-- BEGIN Entries provided --

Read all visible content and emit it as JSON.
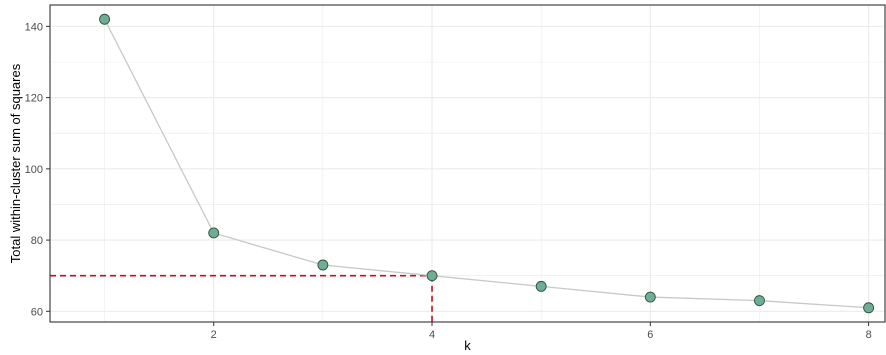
{
  "chart_data": {
    "type": "line",
    "title": "",
    "xlabel": "k",
    "ylabel": "Total within-cluster sum of squares",
    "x": [
      1,
      2,
      3,
      4,
      5,
      6,
      7,
      8
    ],
    "series": [
      {
        "values": [
          142,
          82,
          73,
          70,
          67,
          64,
          63,
          61
        ]
      }
    ],
    "xlim": [
      0.5,
      8.15
    ],
    "ylim": [
      57,
      146
    ],
    "x_ticks": [
      2,
      4,
      6,
      8
    ],
    "y_ticks": [
      60,
      80,
      100,
      120,
      140
    ],
    "grid": true,
    "reference_lines": {
      "x": 4,
      "y": 70,
      "style": "dashed",
      "color": "#c0111f"
    },
    "colors": {
      "line": "#c8c8c8",
      "point_fill": "#6fae94",
      "point_stroke": "#2f4f45",
      "grid": "#ebebeb",
      "panel_border": "#333333"
    }
  }
}
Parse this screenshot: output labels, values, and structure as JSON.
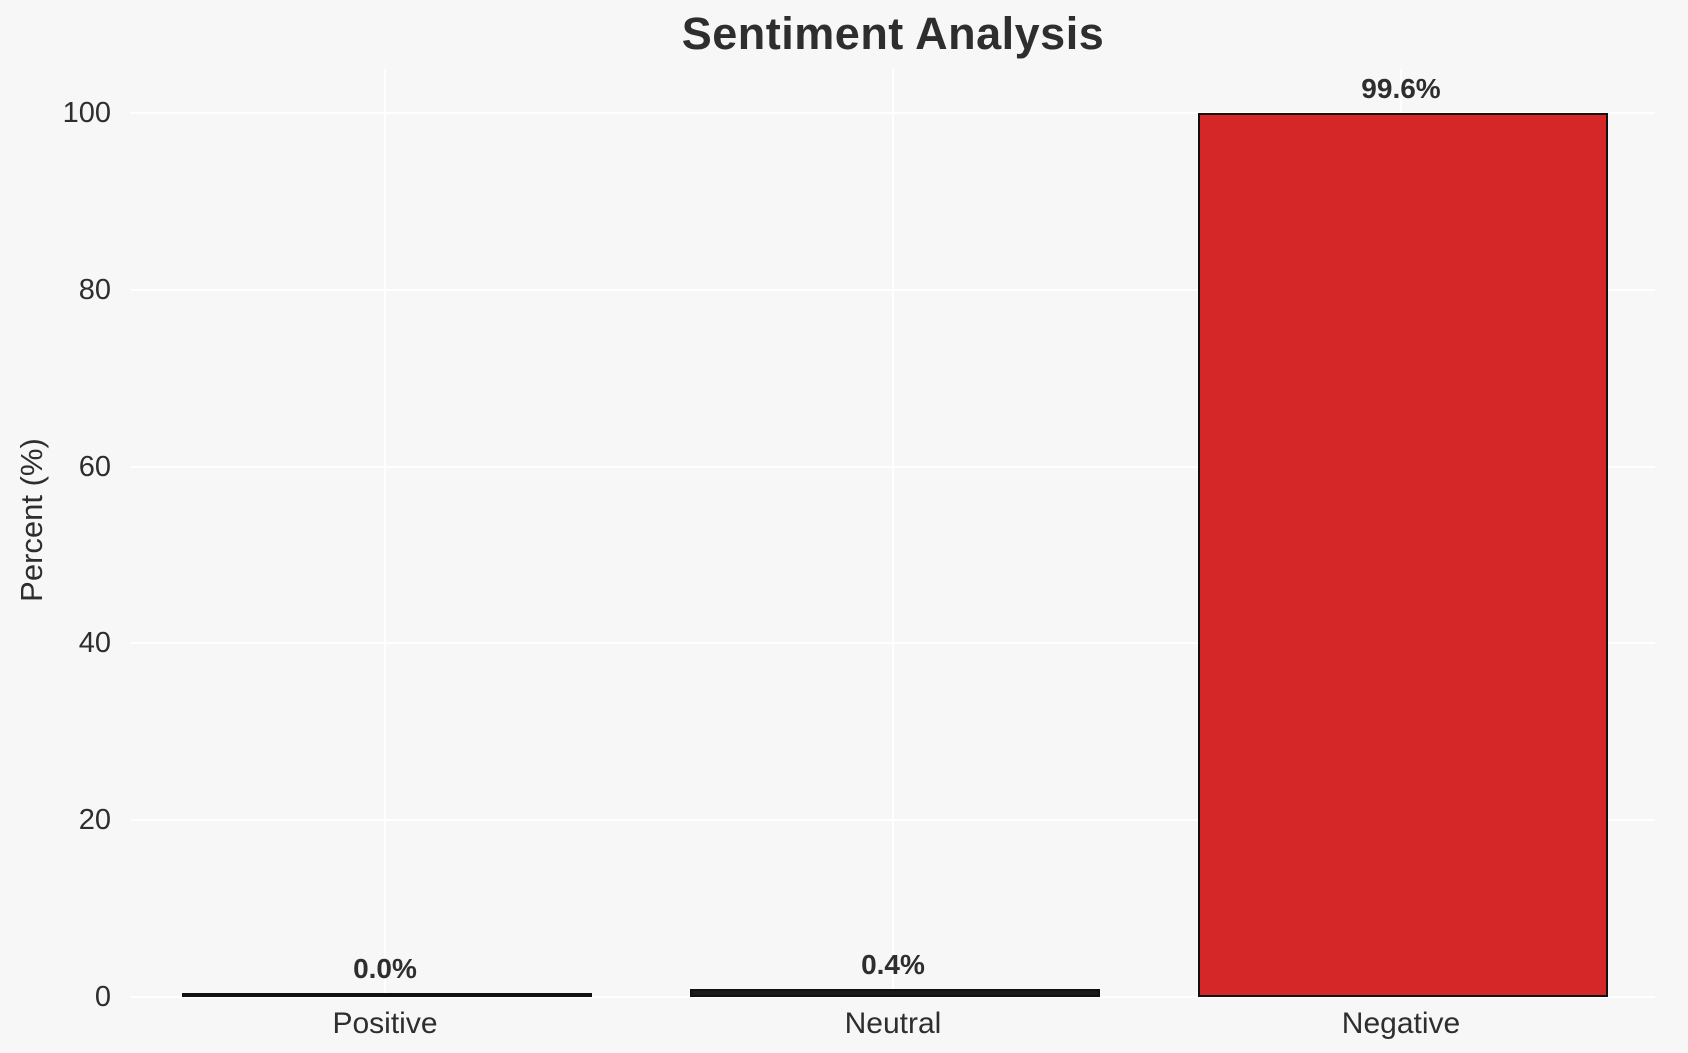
{
  "chart_data": {
    "type": "bar",
    "title": "Sentiment Analysis",
    "ylabel": "Percent (%)",
    "xlabel": "",
    "categories": [
      "Positive",
      "Neutral",
      "Negative"
    ],
    "values": [
      0.0,
      0.4,
      99.6
    ],
    "value_labels": [
      "0.0%",
      "0.4%",
      "99.6%"
    ],
    "yticks": [
      0,
      20,
      40,
      60,
      80,
      100
    ],
    "ylim": [
      0,
      105
    ],
    "grid": "on",
    "legend": "none",
    "bar_width_fraction": 0.8,
    "colors": {
      "bar_fills": [
        "#1a1a1a",
        "#1a1a1a",
        "#d62728"
      ],
      "bar_edge": "#111111",
      "background": "#f7f7f7",
      "gridline": "#ffffff",
      "text": "#2e2e2e"
    }
  }
}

-- END Entries provided --

Go through the records and show every line with the string "JSON" in it.

Read all visible content and emit it as JSON.
Parse this screenshot: output labels, values, and structure as JSON.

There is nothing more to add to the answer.